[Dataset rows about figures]
● ● ● ● ●
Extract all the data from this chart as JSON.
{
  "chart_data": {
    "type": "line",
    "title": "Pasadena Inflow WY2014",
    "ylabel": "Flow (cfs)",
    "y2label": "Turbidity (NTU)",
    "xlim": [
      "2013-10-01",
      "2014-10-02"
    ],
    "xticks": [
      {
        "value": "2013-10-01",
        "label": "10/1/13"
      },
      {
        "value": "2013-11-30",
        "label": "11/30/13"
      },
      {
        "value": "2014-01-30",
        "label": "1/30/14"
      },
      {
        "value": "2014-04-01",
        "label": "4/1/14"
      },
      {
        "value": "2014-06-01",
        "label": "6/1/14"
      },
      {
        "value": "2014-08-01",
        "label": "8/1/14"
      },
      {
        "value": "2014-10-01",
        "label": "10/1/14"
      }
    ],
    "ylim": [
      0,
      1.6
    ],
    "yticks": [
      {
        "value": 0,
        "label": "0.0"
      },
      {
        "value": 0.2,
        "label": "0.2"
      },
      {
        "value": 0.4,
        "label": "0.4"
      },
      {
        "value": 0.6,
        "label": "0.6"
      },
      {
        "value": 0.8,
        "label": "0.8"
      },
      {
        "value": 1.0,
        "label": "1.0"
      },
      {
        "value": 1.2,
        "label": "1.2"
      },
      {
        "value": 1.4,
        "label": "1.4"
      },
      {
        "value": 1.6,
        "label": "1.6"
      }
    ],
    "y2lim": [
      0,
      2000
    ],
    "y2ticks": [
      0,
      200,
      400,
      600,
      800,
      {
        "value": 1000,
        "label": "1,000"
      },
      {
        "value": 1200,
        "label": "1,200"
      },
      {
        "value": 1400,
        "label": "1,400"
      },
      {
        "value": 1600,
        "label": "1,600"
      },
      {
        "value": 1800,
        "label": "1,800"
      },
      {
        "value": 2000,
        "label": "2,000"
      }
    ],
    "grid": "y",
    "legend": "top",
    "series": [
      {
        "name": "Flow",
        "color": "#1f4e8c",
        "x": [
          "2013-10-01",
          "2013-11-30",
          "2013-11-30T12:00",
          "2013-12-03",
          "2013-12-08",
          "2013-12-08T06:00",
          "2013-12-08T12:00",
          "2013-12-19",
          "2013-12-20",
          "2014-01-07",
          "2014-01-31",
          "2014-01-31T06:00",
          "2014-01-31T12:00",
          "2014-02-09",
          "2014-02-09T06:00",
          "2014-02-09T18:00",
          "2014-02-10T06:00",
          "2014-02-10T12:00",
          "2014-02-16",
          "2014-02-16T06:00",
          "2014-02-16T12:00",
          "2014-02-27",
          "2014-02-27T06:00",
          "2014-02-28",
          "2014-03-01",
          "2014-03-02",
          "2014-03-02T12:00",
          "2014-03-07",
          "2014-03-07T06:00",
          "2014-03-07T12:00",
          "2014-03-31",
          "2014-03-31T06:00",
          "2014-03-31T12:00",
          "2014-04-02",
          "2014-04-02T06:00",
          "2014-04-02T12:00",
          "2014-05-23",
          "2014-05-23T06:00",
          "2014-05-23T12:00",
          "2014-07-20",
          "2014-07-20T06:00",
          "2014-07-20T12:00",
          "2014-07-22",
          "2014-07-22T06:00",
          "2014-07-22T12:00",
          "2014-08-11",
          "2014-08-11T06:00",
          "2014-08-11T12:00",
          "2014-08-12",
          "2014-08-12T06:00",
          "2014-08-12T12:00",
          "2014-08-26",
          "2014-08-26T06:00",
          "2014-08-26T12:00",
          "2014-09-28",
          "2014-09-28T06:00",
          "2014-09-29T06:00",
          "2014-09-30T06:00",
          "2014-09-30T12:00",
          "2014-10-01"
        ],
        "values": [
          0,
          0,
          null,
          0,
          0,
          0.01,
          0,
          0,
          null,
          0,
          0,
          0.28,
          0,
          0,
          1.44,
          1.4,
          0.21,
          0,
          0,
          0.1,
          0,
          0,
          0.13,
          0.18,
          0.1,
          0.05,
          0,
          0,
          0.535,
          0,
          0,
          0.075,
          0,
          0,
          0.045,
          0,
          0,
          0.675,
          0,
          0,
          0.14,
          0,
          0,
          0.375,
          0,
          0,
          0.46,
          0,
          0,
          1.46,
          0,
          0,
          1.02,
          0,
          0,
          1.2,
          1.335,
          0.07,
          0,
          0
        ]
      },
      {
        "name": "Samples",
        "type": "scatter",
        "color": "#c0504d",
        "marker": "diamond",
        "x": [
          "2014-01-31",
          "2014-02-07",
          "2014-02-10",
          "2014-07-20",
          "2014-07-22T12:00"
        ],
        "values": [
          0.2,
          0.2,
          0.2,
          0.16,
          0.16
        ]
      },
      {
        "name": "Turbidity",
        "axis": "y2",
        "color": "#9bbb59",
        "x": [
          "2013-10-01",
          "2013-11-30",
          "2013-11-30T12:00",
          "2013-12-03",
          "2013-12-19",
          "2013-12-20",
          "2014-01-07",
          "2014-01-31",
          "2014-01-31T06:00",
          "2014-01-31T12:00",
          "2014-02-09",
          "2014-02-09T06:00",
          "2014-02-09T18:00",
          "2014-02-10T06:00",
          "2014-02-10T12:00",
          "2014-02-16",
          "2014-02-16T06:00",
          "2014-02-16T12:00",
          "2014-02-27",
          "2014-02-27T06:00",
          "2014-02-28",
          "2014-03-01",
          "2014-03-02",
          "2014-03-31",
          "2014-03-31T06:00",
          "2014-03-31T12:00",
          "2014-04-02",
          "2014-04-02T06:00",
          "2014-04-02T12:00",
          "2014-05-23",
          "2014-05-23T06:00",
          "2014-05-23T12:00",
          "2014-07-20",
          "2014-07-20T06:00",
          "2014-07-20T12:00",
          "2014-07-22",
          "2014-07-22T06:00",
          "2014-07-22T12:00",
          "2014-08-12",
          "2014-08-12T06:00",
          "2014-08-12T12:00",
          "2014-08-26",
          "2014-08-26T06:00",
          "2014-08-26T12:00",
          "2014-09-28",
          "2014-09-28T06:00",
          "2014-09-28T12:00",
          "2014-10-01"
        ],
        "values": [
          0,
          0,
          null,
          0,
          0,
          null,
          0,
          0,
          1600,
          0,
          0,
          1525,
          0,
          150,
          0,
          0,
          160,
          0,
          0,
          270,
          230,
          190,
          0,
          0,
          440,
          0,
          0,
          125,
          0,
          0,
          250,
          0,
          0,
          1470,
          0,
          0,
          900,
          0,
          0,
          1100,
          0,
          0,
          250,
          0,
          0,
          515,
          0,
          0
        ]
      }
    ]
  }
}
● ● ● ● ●
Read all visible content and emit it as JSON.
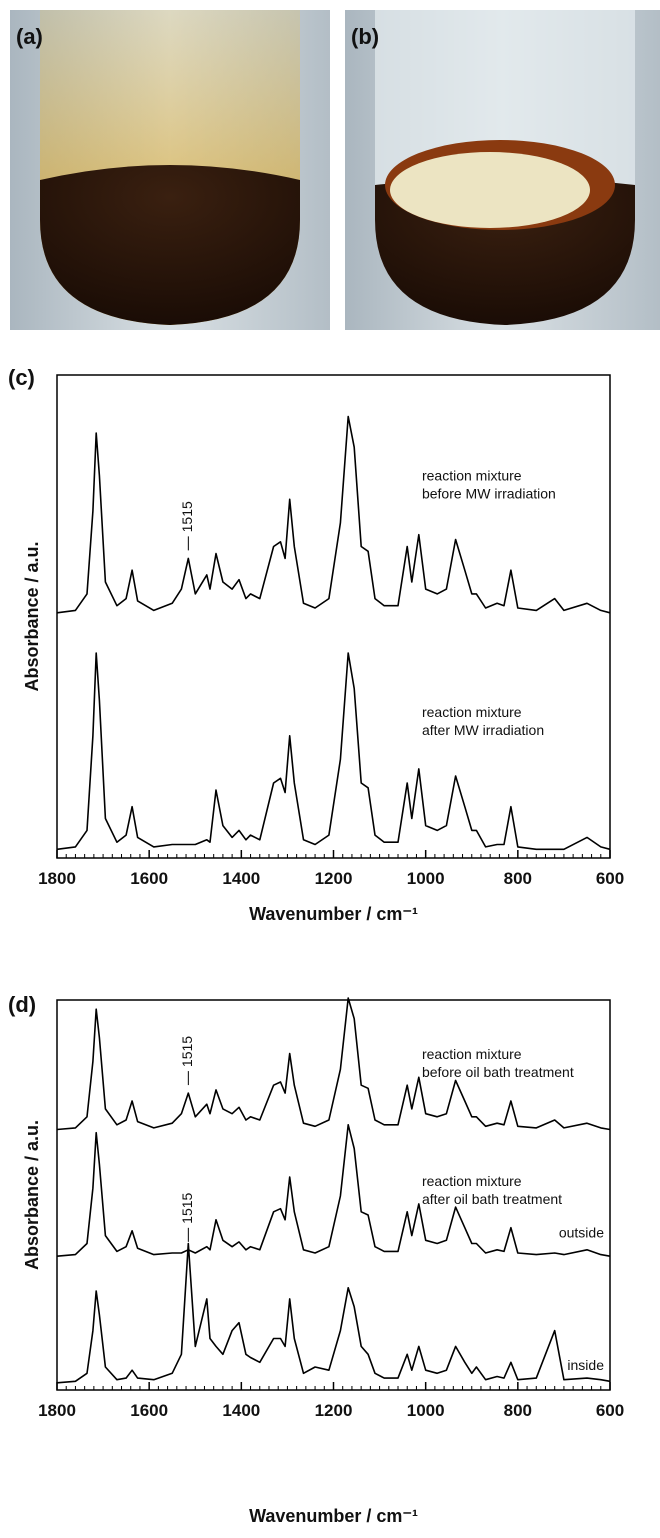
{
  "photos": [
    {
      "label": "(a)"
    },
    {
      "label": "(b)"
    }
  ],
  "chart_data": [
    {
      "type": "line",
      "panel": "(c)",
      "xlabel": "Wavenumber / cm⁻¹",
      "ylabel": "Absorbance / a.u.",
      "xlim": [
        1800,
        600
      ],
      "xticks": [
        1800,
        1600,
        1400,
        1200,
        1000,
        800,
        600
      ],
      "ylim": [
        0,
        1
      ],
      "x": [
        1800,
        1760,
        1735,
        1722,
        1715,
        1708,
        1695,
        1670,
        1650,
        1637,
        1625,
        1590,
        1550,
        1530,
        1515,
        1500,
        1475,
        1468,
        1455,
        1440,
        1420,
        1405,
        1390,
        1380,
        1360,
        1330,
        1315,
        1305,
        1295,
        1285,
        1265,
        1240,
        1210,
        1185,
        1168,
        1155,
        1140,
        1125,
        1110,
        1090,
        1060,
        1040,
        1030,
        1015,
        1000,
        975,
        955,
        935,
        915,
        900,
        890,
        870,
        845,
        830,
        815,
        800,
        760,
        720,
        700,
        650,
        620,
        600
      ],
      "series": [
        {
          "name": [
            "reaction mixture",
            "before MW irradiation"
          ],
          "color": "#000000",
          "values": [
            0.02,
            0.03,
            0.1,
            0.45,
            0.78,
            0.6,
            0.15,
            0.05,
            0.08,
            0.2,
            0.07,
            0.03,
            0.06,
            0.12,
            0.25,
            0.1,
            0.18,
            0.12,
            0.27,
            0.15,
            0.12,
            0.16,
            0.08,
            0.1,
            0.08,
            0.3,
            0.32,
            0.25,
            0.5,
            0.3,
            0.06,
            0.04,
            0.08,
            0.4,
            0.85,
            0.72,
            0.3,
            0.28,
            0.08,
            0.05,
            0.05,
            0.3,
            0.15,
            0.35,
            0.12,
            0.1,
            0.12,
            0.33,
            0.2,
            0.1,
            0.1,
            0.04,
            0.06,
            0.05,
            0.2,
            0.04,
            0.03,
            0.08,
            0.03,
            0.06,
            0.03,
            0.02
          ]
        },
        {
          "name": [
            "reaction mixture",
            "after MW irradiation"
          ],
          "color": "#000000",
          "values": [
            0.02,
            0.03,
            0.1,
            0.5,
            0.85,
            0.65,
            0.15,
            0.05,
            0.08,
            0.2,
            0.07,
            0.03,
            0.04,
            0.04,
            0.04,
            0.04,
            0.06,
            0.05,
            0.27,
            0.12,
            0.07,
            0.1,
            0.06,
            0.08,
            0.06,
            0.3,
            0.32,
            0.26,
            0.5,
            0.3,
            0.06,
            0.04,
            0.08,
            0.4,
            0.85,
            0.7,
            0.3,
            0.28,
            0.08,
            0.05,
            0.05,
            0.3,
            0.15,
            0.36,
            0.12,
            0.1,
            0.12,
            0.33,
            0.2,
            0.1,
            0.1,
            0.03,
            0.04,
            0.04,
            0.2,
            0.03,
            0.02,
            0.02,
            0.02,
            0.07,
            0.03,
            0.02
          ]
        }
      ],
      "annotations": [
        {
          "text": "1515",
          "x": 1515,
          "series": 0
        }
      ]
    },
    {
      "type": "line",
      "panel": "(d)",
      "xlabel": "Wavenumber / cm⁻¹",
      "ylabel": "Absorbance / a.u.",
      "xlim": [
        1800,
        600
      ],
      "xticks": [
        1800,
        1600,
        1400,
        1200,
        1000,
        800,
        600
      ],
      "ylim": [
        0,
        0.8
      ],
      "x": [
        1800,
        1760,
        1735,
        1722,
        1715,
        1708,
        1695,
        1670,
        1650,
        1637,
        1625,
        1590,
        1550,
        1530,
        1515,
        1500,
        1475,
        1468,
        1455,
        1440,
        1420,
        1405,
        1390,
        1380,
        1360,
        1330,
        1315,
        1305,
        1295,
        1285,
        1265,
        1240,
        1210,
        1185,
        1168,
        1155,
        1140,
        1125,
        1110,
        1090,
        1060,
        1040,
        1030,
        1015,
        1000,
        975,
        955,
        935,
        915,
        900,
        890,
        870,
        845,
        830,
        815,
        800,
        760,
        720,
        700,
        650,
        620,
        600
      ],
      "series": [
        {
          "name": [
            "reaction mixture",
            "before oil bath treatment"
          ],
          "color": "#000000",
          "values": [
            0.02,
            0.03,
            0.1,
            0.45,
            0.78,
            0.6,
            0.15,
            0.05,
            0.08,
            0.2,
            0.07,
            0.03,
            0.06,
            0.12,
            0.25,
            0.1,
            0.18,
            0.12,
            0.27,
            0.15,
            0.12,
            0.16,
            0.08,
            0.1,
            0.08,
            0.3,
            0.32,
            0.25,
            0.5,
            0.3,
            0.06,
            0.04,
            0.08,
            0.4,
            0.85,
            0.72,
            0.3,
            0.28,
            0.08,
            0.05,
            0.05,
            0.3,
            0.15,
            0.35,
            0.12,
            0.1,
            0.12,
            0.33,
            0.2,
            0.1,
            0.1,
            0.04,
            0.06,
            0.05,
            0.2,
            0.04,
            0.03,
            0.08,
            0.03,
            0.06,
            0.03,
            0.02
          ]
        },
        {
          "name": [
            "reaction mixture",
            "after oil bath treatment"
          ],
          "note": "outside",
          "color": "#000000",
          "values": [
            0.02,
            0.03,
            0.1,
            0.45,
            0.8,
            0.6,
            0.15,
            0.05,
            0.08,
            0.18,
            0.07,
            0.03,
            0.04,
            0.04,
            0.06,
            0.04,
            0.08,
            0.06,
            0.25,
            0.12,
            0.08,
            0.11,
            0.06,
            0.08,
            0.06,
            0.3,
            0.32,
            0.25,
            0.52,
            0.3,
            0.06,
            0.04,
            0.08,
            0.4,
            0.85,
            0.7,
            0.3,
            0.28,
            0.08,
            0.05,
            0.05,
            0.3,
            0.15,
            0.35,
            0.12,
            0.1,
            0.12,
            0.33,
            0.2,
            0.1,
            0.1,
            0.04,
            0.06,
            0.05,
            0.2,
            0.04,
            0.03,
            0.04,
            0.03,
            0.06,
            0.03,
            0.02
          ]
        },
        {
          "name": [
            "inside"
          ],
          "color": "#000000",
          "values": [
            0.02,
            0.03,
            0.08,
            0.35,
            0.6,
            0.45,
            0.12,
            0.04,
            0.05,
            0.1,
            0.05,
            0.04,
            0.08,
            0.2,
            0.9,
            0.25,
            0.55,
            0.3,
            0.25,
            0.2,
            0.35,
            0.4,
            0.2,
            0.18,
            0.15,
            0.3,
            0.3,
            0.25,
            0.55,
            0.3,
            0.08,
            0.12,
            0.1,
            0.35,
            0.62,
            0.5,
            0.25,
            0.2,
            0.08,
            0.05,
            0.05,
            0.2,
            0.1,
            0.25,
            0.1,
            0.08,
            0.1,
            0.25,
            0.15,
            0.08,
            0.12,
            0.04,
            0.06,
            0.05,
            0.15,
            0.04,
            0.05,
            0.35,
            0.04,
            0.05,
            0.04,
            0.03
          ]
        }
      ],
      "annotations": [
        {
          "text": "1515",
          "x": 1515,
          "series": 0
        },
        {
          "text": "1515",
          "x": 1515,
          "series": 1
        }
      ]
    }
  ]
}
● ● ● ● ●
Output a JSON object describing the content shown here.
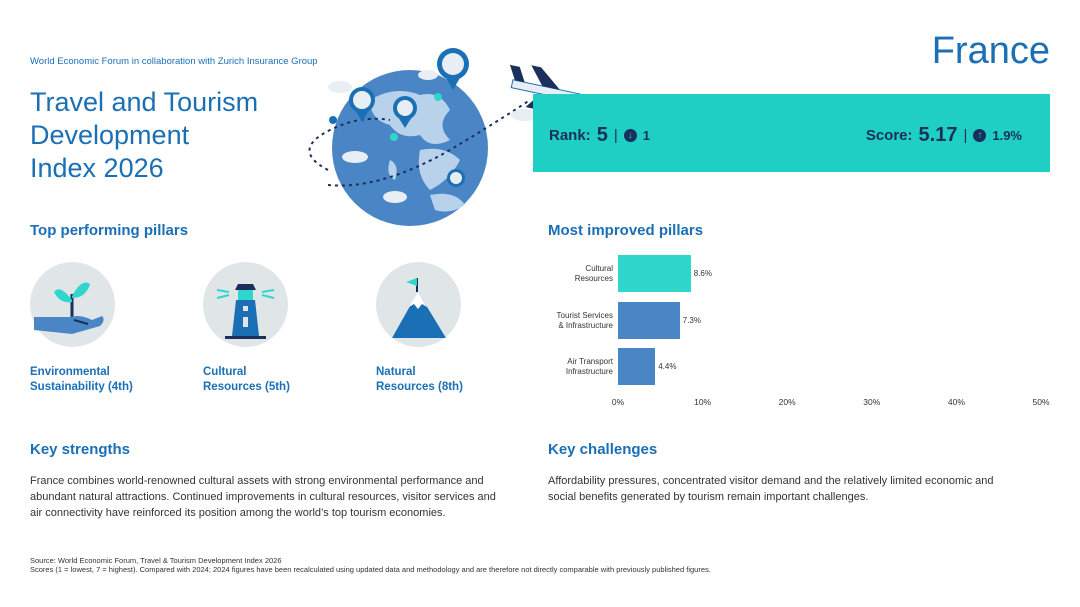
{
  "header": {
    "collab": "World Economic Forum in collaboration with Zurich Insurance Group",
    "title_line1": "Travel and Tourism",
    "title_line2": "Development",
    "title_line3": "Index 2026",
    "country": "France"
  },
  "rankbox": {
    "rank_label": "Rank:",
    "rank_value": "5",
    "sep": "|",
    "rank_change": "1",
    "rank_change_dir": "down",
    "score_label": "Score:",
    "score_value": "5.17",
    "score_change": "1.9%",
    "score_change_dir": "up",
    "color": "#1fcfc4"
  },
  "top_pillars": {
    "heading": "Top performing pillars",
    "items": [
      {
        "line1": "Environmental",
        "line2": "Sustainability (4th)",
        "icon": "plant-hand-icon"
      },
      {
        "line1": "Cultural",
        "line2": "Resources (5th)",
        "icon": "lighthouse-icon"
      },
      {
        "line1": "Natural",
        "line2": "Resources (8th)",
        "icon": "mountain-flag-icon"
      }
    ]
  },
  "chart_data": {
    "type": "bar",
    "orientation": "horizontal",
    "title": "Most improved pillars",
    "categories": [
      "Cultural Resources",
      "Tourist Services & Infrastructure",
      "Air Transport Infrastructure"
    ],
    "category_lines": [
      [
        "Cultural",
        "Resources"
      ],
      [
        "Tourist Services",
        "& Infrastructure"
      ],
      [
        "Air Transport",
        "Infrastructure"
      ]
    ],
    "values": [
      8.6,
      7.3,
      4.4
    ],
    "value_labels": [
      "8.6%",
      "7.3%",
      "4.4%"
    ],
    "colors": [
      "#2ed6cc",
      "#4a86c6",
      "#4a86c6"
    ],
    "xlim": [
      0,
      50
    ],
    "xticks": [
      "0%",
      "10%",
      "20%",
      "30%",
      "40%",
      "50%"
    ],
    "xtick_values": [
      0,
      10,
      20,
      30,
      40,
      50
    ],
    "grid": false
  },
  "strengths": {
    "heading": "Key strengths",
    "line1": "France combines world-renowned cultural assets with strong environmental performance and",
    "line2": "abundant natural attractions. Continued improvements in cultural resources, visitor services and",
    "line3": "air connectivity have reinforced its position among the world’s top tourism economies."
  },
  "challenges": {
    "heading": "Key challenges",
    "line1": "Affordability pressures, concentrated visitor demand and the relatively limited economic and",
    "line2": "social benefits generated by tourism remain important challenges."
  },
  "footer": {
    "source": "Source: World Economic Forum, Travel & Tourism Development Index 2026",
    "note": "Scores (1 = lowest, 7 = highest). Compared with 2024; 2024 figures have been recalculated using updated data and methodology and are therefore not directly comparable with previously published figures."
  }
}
● ● ● ● ●
What is needed:
Some lines of the records may hold the word "before". How many do? Answer with a number and nothing else.

Written solution:
2